Edit all of the records by replacing "heatmap-cell" with "matrix-cell" wherever it occurs, and leave every other character unchanged.

Page element annotations
****************************************
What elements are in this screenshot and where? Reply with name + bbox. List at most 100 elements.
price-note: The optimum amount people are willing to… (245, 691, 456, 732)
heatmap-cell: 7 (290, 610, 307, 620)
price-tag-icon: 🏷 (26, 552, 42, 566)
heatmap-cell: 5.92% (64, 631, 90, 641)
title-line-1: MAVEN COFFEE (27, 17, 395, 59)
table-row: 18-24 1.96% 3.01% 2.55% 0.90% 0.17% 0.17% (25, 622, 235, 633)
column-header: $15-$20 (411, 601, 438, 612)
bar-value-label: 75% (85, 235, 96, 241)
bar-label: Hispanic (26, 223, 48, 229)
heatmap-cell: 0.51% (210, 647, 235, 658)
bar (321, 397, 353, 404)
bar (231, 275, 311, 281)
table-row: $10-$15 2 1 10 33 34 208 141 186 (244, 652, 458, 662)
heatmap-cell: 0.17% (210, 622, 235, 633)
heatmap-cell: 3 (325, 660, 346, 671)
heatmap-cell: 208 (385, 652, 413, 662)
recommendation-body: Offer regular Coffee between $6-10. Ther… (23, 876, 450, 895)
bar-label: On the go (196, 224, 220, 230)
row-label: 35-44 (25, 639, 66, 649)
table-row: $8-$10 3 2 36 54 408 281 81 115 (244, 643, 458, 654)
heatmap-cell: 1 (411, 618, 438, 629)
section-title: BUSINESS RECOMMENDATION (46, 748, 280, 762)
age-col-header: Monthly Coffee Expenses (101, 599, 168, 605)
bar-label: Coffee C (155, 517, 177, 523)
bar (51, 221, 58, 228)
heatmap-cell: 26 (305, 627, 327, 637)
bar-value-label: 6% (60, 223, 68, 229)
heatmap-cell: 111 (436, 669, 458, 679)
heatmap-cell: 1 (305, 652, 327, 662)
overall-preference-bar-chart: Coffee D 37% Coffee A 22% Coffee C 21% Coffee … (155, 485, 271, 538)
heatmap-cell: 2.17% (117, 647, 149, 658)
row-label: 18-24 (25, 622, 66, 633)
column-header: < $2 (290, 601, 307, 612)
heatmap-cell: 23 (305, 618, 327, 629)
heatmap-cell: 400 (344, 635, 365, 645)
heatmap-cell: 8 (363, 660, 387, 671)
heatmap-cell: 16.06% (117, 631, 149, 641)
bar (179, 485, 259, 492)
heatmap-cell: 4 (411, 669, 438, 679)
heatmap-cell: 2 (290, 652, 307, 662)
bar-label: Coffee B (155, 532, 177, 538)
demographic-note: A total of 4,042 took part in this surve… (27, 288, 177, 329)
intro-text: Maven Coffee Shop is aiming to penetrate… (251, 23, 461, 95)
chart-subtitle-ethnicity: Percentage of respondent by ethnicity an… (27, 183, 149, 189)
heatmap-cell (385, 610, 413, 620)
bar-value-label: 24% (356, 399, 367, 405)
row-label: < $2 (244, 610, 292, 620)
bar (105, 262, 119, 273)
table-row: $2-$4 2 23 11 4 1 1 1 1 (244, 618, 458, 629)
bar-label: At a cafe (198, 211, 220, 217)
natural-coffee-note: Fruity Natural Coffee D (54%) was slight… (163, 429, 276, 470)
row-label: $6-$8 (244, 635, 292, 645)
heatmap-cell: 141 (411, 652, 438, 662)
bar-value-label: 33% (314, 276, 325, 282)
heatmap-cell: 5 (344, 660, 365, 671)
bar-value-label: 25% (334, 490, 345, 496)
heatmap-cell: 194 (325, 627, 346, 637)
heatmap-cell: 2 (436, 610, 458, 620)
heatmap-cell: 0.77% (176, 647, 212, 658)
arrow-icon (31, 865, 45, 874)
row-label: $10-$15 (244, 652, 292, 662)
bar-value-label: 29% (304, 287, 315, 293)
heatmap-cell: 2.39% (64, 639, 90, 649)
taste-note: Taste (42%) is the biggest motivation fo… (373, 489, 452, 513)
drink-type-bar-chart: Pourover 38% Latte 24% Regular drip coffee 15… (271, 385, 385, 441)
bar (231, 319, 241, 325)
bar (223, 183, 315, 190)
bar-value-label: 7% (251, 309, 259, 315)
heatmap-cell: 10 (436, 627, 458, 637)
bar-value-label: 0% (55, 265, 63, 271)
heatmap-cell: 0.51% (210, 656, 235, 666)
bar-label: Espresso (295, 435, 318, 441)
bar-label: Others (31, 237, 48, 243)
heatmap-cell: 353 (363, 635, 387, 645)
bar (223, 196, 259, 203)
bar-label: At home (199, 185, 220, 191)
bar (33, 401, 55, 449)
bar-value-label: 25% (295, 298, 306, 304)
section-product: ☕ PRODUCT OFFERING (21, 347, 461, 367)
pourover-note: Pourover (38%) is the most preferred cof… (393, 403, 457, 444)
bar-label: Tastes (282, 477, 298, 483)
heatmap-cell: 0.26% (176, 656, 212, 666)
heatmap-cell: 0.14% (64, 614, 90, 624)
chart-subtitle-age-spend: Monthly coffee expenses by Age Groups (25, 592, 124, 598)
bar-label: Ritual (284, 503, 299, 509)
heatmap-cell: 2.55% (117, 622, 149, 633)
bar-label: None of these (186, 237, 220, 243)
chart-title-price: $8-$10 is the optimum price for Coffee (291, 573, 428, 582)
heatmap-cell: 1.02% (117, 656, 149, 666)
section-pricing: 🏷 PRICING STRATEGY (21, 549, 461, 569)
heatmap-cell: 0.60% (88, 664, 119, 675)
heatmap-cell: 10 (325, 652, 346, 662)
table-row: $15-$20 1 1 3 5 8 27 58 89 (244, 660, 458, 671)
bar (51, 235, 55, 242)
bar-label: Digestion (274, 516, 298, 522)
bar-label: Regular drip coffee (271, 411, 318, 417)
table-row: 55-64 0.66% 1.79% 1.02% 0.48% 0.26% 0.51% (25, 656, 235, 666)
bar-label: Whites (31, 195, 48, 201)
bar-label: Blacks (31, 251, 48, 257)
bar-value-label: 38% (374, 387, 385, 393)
****************************************
▸ **Exercise solution**:
What elements are in this screenshot and where? Reply with name + bbox. List at most 100 elements.
price-note: The optimum amount people are willing to… (245, 691, 456, 732)
matrix-cell: 7 (290, 610, 307, 620)
price-tag-icon: 🏷 (26, 552, 42, 566)
matrix-cell: 5.92% (64, 631, 90, 641)
title-line-1: MAVEN COFFEE (27, 17, 395, 59)
table-row: 18-24 1.96% 3.01% 2.55% 0.90% 0.17% 0.17% (25, 622, 235, 633)
column-header: $15-$20 (411, 601, 438, 612)
bar-value-label: 75% (85, 235, 96, 241)
bar-label: Hispanic (26, 223, 48, 229)
matrix-cell: 0.51% (210, 647, 235, 658)
bar (321, 397, 353, 404)
bar (231, 275, 311, 281)
table-row: $10-$15 2 1 10 33 34 208 141 186 (244, 652, 458, 662)
matrix-cell: 0.17% (210, 622, 235, 633)
matrix-cell: 3 (325, 660, 346, 671)
matrix-cell: 208 (385, 652, 413, 662)
recommendation-body: Offer regular Coffee between $6-10. Ther… (23, 876, 450, 895)
bar-label: On the go (196, 224, 220, 230)
row-label: 35-44 (25, 639, 66, 649)
table-row: $8-$10 3 2 36 54 408 281 81 115 (244, 643, 458, 654)
matrix-cell: 1 (411, 618, 438, 629)
section-title: BUSINESS RECOMMENDATION (46, 748, 280, 762)
age-col-header: Monthly Coffee Expenses (101, 599, 168, 605)
bar-label: Coffee C (155, 517, 177, 523)
bar (51, 221, 58, 228)
matrix-cell: 26 (305, 627, 327, 637)
bar-value-label: 6% (60, 223, 68, 229)
matrix-cell: 111 (436, 669, 458, 679)
matrix-cell: 1 (305, 652, 327, 662)
overall-preference-bar-chart: Coffee D 37% Coffee A 22% Coffee C 21% Coffee … (155, 485, 271, 538)
matrix-cell: 2.17% (117, 647, 149, 658)
row-label: 18-24 (25, 622, 66, 633)
column-header: < $2 (290, 601, 307, 612)
matrix-cell: 23 (305, 618, 327, 629)
matrix-cell: 400 (344, 635, 365, 645)
matrix-cell: 8 (363, 660, 387, 671)
matrix-cell: 16.06% (117, 631, 149, 641)
bar (179, 485, 259, 492)
matrix-cell: 4 (411, 669, 438, 679)
matrix-cell: 2 (290, 652, 307, 662)
bar-label: Coffee B (155, 532, 177, 538)
demographic-note: A total of 4,042 took part in this surve… (27, 288, 177, 329)
intro-text: Maven Coffee Shop is aiming to penetrate… (251, 23, 461, 95)
chart-subtitle-ethnicity: Percentage of respondent by ethnicity an… (27, 183, 149, 189)
matrix-cell (385, 610, 413, 620)
bar-value-label: 24% (356, 399, 367, 405)
row-label: < $2 (244, 610, 292, 620)
bar (105, 262, 119, 273)
table-row: $2-$4 2 23 11 4 1 1 1 1 (244, 618, 458, 629)
bar-label: At a cafe (198, 211, 220, 217)
natural-coffee-note: Fruity Natural Coffee D (54%) was slight… (163, 429, 276, 470)
row-label: $6-$8 (244, 635, 292, 645)
matrix-cell: 141 (411, 652, 438, 662)
bar-value-label: 33% (314, 276, 325, 282)
matrix-cell: 5 (344, 660, 365, 671)
bar-value-label: 25% (334, 490, 345, 496)
matrix-cell: 194 (325, 627, 346, 637)
matrix-cell: 2 (436, 610, 458, 620)
matrix-cell: 0.77% (176, 647, 212, 658)
arrow-icon (31, 865, 45, 874)
row-label: $10-$15 (244, 652, 292, 662)
bar-value-label: 29% (304, 287, 315, 293)
matrix-cell: 2.39% (64, 639, 90, 649)
taste-note: Taste (42%) is the biggest motivation fo… (373, 489, 452, 513)
drink-type-bar-chart: Pourover 38% Latte 24% Regular drip coffee 15… (271, 385, 385, 441)
bar (231, 319, 241, 325)
bar (223, 183, 315, 190)
bar-value-label: 7% (251, 309, 259, 315)
matrix-cell: 10 (436, 627, 458, 637)
bar-value-label: 0% (55, 265, 63, 271)
matrix-cell: 0.51% (210, 656, 235, 666)
bar-label: Espresso (295, 435, 318, 441)
bar-label: Others (31, 237, 48, 243)
matrix-cell: 353 (363, 635, 387, 645)
bar (223, 196, 259, 203)
bar-label: At home (199, 185, 220, 191)
bar (33, 401, 55, 449)
bar-value-label: 25% (295, 298, 306, 304)
section-product: ☕ PRODUCT OFFERING (21, 347, 461, 367)
pourover-note: Pourover (38%) is the most preferred cof… (393, 403, 457, 444)
bar-label: Tastes (282, 477, 298, 483)
matrix-cell: 0.26% (176, 656, 212, 666)
matrix-cell: 0.14% (64, 614, 90, 624)
chart-subtitle-age-spend: Monthly coffee expenses by Age Groups (25, 592, 124, 598)
bar-label: Ritual (284, 503, 299, 509)
matrix-cell: 2.55% (117, 622, 149, 633)
bar-label: None of these (186, 237, 220, 243)
chart-title-price: $8-$10 is the optimum price for Coffee (291, 573, 428, 582)
matrix-cell: 1.02% (117, 656, 149, 666)
section-pricing: 🏷 PRICING STRATEGY (21, 549, 461, 569)
matrix-cell: 0.60% (88, 664, 119, 675)
matrix-cell: 10 (325, 652, 346, 662)
table-row: $15-$20 1 1 3 5 8 27 58 89 (244, 660, 458, 671)
bar (51, 235, 55, 242)
bar-label: Digestion (274, 516, 298, 522)
bar-label: Regular drip coffee (271, 411, 318, 417)
table-row: 55-64 0.66% 1.79% 1.02% 0.48% 0.26% 0.51% (25, 656, 235, 666)
bar-label: Whites (31, 195, 48, 201)
bar-label: Blacks (31, 251, 48, 257)
bar-value-label: 38% (374, 387, 385, 393)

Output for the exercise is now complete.